● Exercise
Reproduce each line bearing the word "Anda".
# Supplied information start
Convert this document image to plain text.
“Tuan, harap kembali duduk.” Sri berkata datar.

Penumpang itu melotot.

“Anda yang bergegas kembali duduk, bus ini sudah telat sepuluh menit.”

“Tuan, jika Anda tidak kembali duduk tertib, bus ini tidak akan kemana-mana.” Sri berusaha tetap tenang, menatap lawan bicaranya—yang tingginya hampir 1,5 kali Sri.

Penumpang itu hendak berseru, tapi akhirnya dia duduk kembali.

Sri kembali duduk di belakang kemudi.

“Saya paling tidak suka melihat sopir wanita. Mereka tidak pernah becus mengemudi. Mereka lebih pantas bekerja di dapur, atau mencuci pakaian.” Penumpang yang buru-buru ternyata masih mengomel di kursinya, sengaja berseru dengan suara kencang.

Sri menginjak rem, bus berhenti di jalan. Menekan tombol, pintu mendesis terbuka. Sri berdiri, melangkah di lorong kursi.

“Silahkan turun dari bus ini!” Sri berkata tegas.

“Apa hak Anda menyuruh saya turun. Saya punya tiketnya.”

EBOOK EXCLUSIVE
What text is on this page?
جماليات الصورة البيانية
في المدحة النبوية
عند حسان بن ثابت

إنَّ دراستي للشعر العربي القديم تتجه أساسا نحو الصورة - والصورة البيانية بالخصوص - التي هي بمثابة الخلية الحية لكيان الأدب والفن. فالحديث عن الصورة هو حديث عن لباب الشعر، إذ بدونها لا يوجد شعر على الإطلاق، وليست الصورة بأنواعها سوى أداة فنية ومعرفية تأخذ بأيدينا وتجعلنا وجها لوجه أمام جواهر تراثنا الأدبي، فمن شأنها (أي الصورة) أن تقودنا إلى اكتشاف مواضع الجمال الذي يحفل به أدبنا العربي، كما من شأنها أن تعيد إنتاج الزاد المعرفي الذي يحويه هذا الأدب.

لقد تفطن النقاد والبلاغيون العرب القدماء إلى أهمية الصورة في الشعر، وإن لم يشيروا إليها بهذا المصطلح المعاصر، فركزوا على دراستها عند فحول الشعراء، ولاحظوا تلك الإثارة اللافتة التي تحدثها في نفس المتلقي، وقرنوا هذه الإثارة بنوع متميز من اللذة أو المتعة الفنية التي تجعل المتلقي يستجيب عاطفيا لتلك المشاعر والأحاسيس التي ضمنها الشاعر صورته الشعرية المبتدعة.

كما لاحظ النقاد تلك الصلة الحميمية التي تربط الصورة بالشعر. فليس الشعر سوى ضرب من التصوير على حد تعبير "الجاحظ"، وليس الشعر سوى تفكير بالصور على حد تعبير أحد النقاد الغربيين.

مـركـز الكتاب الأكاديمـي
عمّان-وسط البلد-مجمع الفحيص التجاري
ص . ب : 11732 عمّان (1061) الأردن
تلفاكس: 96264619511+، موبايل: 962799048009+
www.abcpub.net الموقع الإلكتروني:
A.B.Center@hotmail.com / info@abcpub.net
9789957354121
# Supplied information end
● Written response
“Anda yang bergegas kembali duduk, bus ini sudah telat sepuluh menit.”
“Tuan, jika Anda tidak kembali duduk tertib, bus ini tidak akan kemana-mana.” Sri berusaha tetap tenang, menatap lawan bicaranya—yang tingginya hampir 1,5 kali Sri.
“Apa hak Anda menyuruh saya turun. Saya punya tiketnya.”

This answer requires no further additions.